Brano del documento.
--*--

6 – L’ELLISSE (ovvero: date per scontato!)
Bene, cominciamo a trattare
qualche argomento serio, partendo da una tecnica che troppo spesso viene
ignorata dai principianti della scrittura che per lo più sono ansiosi di far
leggere a qualche malcapitato tutto
quello che passa loro per la testa.
In
una narrazione, lo scrivere in modo ellittico
è il dare per scontati molti fatti
senza descriverli, ed è un’arma potente nelle mani di uno scrittore che sappia
adoperarla.
Dico
che questa tecnica è un’arma potente perché consente di far lavorare il lettore e lo costringe a doversi immaginare
situazioni. Come sosteneva Joseph Conrad:
“Si scrive soltanto una metà del libro,
dell’altra metà si deve occupare il lettore”.
Esempi
di scrittura ellittica?
Lev Tolstoj non descrive mai la sua Anna Karenina: in tutto il romanzo si limita solamente a dire che è una bella donna.
John Le Carrè è un maestro dello scrivere
ellittico: nelle sue storie il lettore entra in situazioni in cui quasi tutto
dall’autore è dato per scontato. Da principio si prova un po’ di fatica a
capire dove ci si sta muovendo e soprattutto dove si sta andando, ma ben presto
si entra nel meccanismo e da allora diventa quasi impossibile il lasciarlo.

--*--

Sezione dati.
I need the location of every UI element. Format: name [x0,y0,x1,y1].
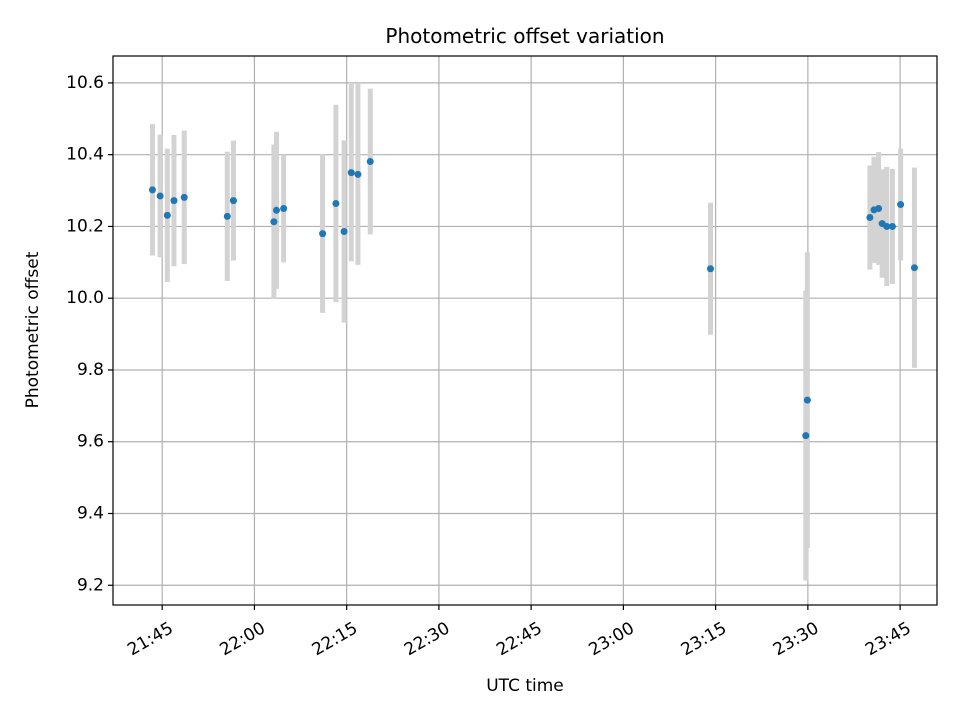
data-point [319,230,327,238]
data-point [354,170,362,178]
data-point [883,222,891,230]
data-point [803,396,811,404]
data-point [347,169,355,177]
data-point [272,206,280,214]
data-point [910,264,918,272]
data-point [223,212,231,220]
y-tick-label: 9.2 [77,575,104,595]
y-tick-label: 10.2 [66,216,104,236]
data-point [229,197,237,205]
chart-title: Photometric offset variation [385,24,664,48]
data-point [148,186,156,194]
x-axis-title: UTC time [486,676,564,696]
data-point [280,205,288,212]
data-point [340,227,348,235]
data-point [802,432,810,440]
data-point [156,192,164,200]
data-point [866,213,874,221]
data-point [897,201,905,209]
y-tick-label: 9.6 [77,432,104,452]
data-point [163,211,171,219]
point-layer [148,157,918,440]
data-point [888,222,896,230]
y-tick-label: 10.4 [66,145,104,165]
data-point [707,265,715,273]
y-tick-label: 10.6 [66,73,104,93]
data-point [180,193,188,201]
y-axis-title: Photometric offset [23,251,43,408]
grid-layer [113,56,937,605]
data-point [170,197,178,205]
data-point [332,199,340,207]
y-tick-label: 9.4 [77,504,104,524]
data-point [366,157,374,165]
data-point [270,218,278,226]
y-tick-label: 9.8 [77,360,104,380]
plot-frame [112,55,938,606]
data-point [875,205,883,212]
y-tick-label: 10.0 [66,288,104,308]
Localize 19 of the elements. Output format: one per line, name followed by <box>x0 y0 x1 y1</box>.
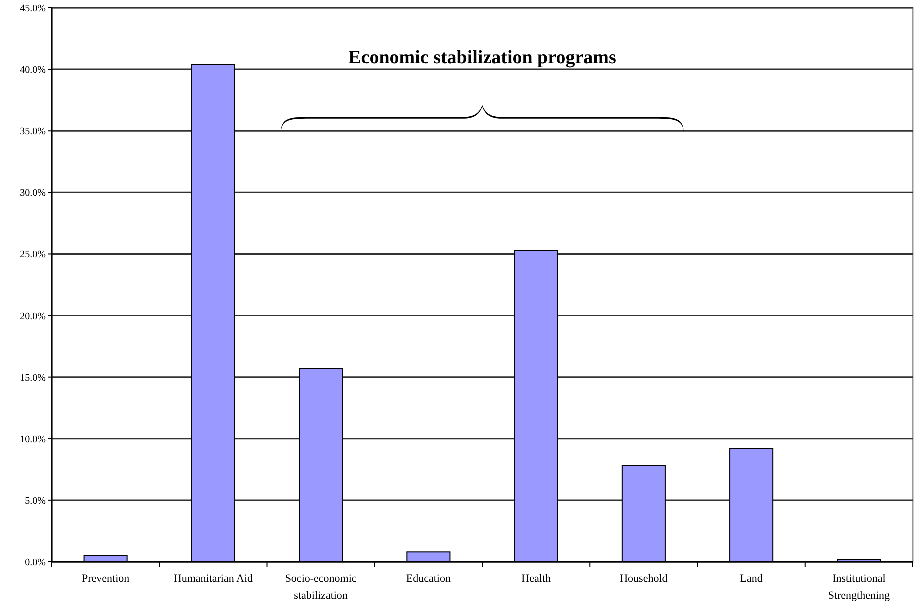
annotation: Economic stabilization programs <box>348 48 616 69</box>
x-tick-label: Health <box>522 573 552 585</box>
x-tick-label: Institutional Strengthening <box>828 573 891 602</box>
y-tick-label: 35.0% <box>20 126 46 138</box>
x-tick-label: Household <box>620 573 668 585</box>
y-tick-label: 30.0% <box>20 188 46 200</box>
x-tick-label: Prevention <box>82 573 130 585</box>
x-tick-label: Socio-economic stabilization <box>285 573 357 602</box>
x-tick-label: Humanitarian Aid <box>174 573 254 585</box>
y-tick-label: 0.0% <box>25 558 46 568</box>
y-tick-label: 45.0% <box>20 4 46 14</box>
y-tick-label: 10.0% <box>20 434 46 446</box>
y-tick-label: 15.0% <box>20 372 46 384</box>
y-tick-label: 5.0% <box>25 496 46 507</box>
y-tick-label: 20.0% <box>20 311 46 322</box>
x-tick-label: Land <box>740 573 764 585</box>
y-tick-label: 25.0% <box>20 250 46 261</box>
y-tick-label: 40.0% <box>20 65 46 76</box>
x-tick-label: Education <box>406 573 452 585</box>
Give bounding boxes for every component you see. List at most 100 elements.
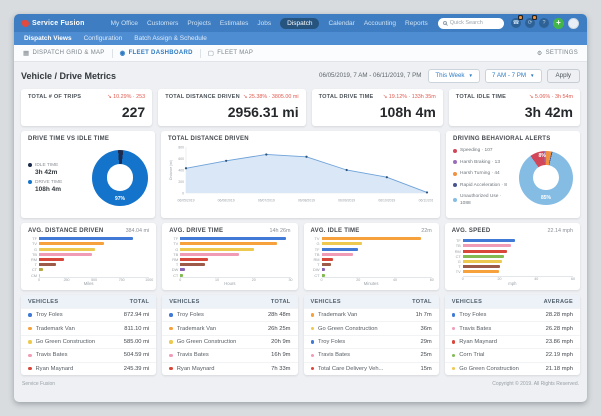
bar-x-axis: 0 20 40 60 bbox=[462, 275, 575, 281]
bar-row-label: TB bbox=[173, 251, 179, 257]
nav-item-jobs[interactable]: Jobs bbox=[257, 19, 272, 27]
row-value: 20h 9m bbox=[271, 338, 291, 345]
bar bbox=[39, 242, 105, 246]
nav-item-projects[interactable]: Projects bbox=[187, 19, 211, 27]
bar-row-label: TV bbox=[32, 241, 37, 247]
table-header: VEHICLES AVERAGE bbox=[444, 295, 580, 308]
axis-tick: 750 bbox=[118, 278, 125, 283]
table-column-vehicles: VEHICLES bbox=[451, 298, 483, 305]
bar-row-label: TV bbox=[314, 236, 320, 242]
bar-row: TF bbox=[452, 238, 573, 243]
kpi-card-total-of-trips: TOTAL # OF TRIPS ↘ 10.29% · 253 227 bbox=[21, 89, 153, 126]
bar bbox=[462, 259, 502, 263]
bar-row-label: RM bbox=[454, 248, 461, 254]
hours-dropdown[interactable]: 7 AM - 7 PM ▼ bbox=[485, 68, 542, 83]
nav-item-customers[interactable]: Customers bbox=[146, 19, 179, 27]
create-new-button[interactable]: + bbox=[553, 17, 564, 29]
bar-row: DW bbox=[311, 267, 432, 272]
svg-text:06/10/2019: 06/10/2019 bbox=[378, 199, 395, 203]
vehicle-name: Trademark Van bbox=[35, 325, 75, 332]
settings-label: SETTINGS bbox=[545, 50, 578, 56]
avatar[interactable] bbox=[568, 17, 579, 29]
nav-item-reports[interactable]: Reports bbox=[405, 19, 428, 27]
bar bbox=[462, 244, 512, 248]
period-dropdown[interactable]: This Week ▼ bbox=[428, 68, 480, 83]
kpi-value: 2956.31 mi bbox=[227, 104, 299, 120]
donut-legend: Speeding · 107 Harsh Braking · 13 Harsh Tu… bbox=[453, 147, 513, 208]
bar bbox=[39, 237, 133, 241]
table-column-vehicles: VEHICLES bbox=[169, 298, 200, 305]
legend-dot-icon bbox=[453, 148, 457, 153]
bar-row: RM bbox=[311, 257, 432, 262]
nav-item-estimates[interactable]: Estimates bbox=[219, 19, 249, 27]
tab-label: FLEET DASHBOARD bbox=[128, 50, 193, 56]
bar-track bbox=[462, 265, 573, 269]
settings-button[interactable]: ⚙ SETTINGS bbox=[537, 50, 578, 57]
nav-item-my-office[interactable]: My Office bbox=[110, 19, 138, 27]
table-row: Travis Bates 16h 9m bbox=[162, 348, 298, 361]
bar-row-label: T bbox=[317, 262, 320, 268]
vehicle-name: Go Green Construction bbox=[176, 338, 237, 345]
nav-item-calendar[interactable]: Calendar bbox=[328, 19, 355, 27]
apply-button[interactable]: Apply bbox=[546, 68, 580, 83]
bar bbox=[321, 252, 353, 256]
sync-icon[interactable]: ⟳ bbox=[525, 15, 537, 28]
row-color-dot-icon bbox=[169, 366, 173, 371]
bar-row-label: CT bbox=[314, 272, 320, 278]
avg-bar-charts-row: AVG. DISTANCE DRIVEN 384.04 mi TF TV G TB RM T C… bbox=[21, 223, 580, 290]
bar-rows: TV G TF TB RM T DW CT bbox=[311, 236, 432, 278]
nav-item-accounting[interactable]: Accounting bbox=[363, 19, 397, 27]
bar bbox=[180, 237, 287, 241]
card-title: AVG. SPEED bbox=[451, 228, 491, 234]
card-title: AVG. DISTANCE DRIVEN bbox=[28, 228, 104, 234]
row-value: 504.59 mi bbox=[123, 352, 150, 359]
footer-copyright: Copyright © 2019. All Rights Reserved. bbox=[492, 380, 579, 387]
bar-row: RM bbox=[452, 248, 573, 254]
row-color-dot-icon bbox=[310, 326, 314, 331]
vehicle-name: Travis Bates bbox=[35, 352, 68, 359]
row-value: 21.18 mph bbox=[545, 365, 573, 372]
help-icon[interactable]: ? bbox=[539, 18, 549, 28]
subnav-item-configuration[interactable]: Configuration bbox=[83, 35, 123, 42]
bar-row-label: TF bbox=[314, 246, 320, 252]
subnav-item-dispatch-views[interactable]: Dispatch Views bbox=[24, 35, 72, 42]
bar bbox=[321, 237, 421, 241]
table-column-value: TOTAL bbox=[412, 298, 432, 305]
subnav-item-batch-assign-schedule[interactable]: Batch Assign & Schedule bbox=[134, 35, 207, 42]
phone-icon[interactable]: ☎ bbox=[511, 15, 523, 28]
nav-item-dispatch[interactable]: Dispatch bbox=[280, 17, 320, 29]
bar bbox=[462, 265, 501, 269]
kpi-delta: ↘ 19.12% · 133h 35m bbox=[382, 94, 436, 100]
card-title: AVG. DRIVE TIME bbox=[169, 228, 224, 234]
bar bbox=[321, 268, 326, 272]
kpi-value: 108h 4m bbox=[379, 104, 436, 120]
kpi-value: 3h 42m bbox=[524, 104, 573, 120]
table-column-vehicles: VEHICLES bbox=[28, 298, 59, 305]
search-input[interactable]: Quick Search bbox=[437, 17, 504, 29]
table-row: Troy Foles 28h 48m bbox=[162, 308, 298, 321]
bar-row: TB bbox=[169, 251, 290, 257]
kpi-label: TOTAL # OF TRIPS bbox=[28, 94, 82, 100]
vehicle-name: Go Green Construction bbox=[35, 338, 96, 345]
vehicle-name: Travis Bates bbox=[176, 352, 209, 359]
notification-badge bbox=[532, 15, 537, 20]
bar-row: G bbox=[28, 247, 149, 252]
bar bbox=[462, 239, 515, 243]
bar-row-label: TV bbox=[173, 241, 179, 247]
row-value: 585.00 mi bbox=[123, 338, 150, 345]
kpi-label: TOTAL DISTANCE DRIVEN bbox=[165, 94, 240, 100]
chevron-down-icon: ▼ bbox=[530, 73, 535, 78]
axis-tick: 0 bbox=[320, 278, 323, 283]
bar-row: T bbox=[452, 264, 573, 269]
tab-fleet-map[interactable]: ▢ FLEET MAP bbox=[208, 49, 253, 57]
hours-value: 7 AM - 7 PM bbox=[492, 72, 527, 79]
brand[interactable]: Service Fusion bbox=[22, 19, 85, 27]
bar-row: TF bbox=[28, 236, 149, 241]
tab-dispatch-grid-map[interactable]: ▦ DISPATCH GRID & MAP bbox=[23, 49, 105, 57]
kpi-delta: ↘ 25.38% · 3805.00 mi bbox=[242, 94, 299, 100]
table-column-value: AVERAGE bbox=[543, 298, 573, 305]
bar-track bbox=[180, 252, 290, 257]
tab-fleet-dashboard[interactable]: ◉ FLEET DASHBOARD bbox=[120, 49, 193, 57]
bar-track bbox=[180, 247, 290, 251]
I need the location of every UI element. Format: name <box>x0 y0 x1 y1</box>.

--*--

Consegna. Per favore, prosegui il brano sulla scrittura ellittica partendo dopo la sua ultima frase. L'elenco non ha alcun legame con il brano sulla scrittura ellittica.

Risposta scritta.
Isaac Asimov, nella trilogia galattica che
ha scritto poco più che ventenne, sottintende addirittura un intero impero
interstellare che si evolve in centinaia di anni, quasi senza descriverlo
affatto, ma facendo trovare il lettore stesso al suo interno dando per scontate
ambientazioni e invenzioni straordinarie, futuristici modi di fare e perfino
immaginarie (ma reali nel romanzo) vicende storiche, e questi si muove comunque
agevolmente tra regni e pianeti e astronavi avendo ben chiaro il disegno complessivo.
Ce ne sarebbero molti altri, ma con un po’ di
narcisismo mi metto in mezzo io stesso: nel primo romanzo che ho pubblicato ho
adoperato la tecnica dell’ellisse nel descrivere il momento immediatamente
precedente una devastante scossa di terremoto. Ecco il brano: “Né Kappa col suo istinto lupesco, né Matilde
con la sua preveggenza felina ne ebbero sentore. Tantomeno io, che me ne stavo
steso sul divano letto intento a scoprire con stupore che come nuovo presidente
degli Stati Uniti era stato appena nominato Jack Ryan. Dapprima cominciò con il
boato…” eccetera.
Nella frase (sott)intendevo
dire che nel momento di cui si sta parlando l’io narrante del romanzo era intento
a leggere il romanzo Debito d’onore
di Tom Clancy, al termine del quale
il protagonista seriale dei romanzi dell’autore statunitense finisce dopo una
serie di peripezie con l’essere nominato Presidente degli Stati Uniti
d’America. Ora, chi tra i lettori del mio romanzo ha letto quel libro si sarà
gustato la citazione e avrà capito cosa stava facendo il personaggio principale
in quel momento; chi invece non conosce quel libro avrà forse capito lo stato
d’animo del narrante da quel “con stupore”,
e magari è possibile che gli sia venuto il desiderio di andare a documentarsi
per capire a chi mi riferivo nominando un Jack
Ryan che nella realtà non è mai figurato tra i Presidenti degli USA. E per quelli
ai quali la curiosità non fosse venuta… be’, pace, mentre scrivevo mi stavo
rivolgendo al mio lettore ideale (e
non starò qui a specificare la differenza tra lettore ideale e lettore
empirico, andate a riguardarvi Umberto
Eco), o, detta in maniera diversa, a me andava di rappresentare quella situazione in quel modo.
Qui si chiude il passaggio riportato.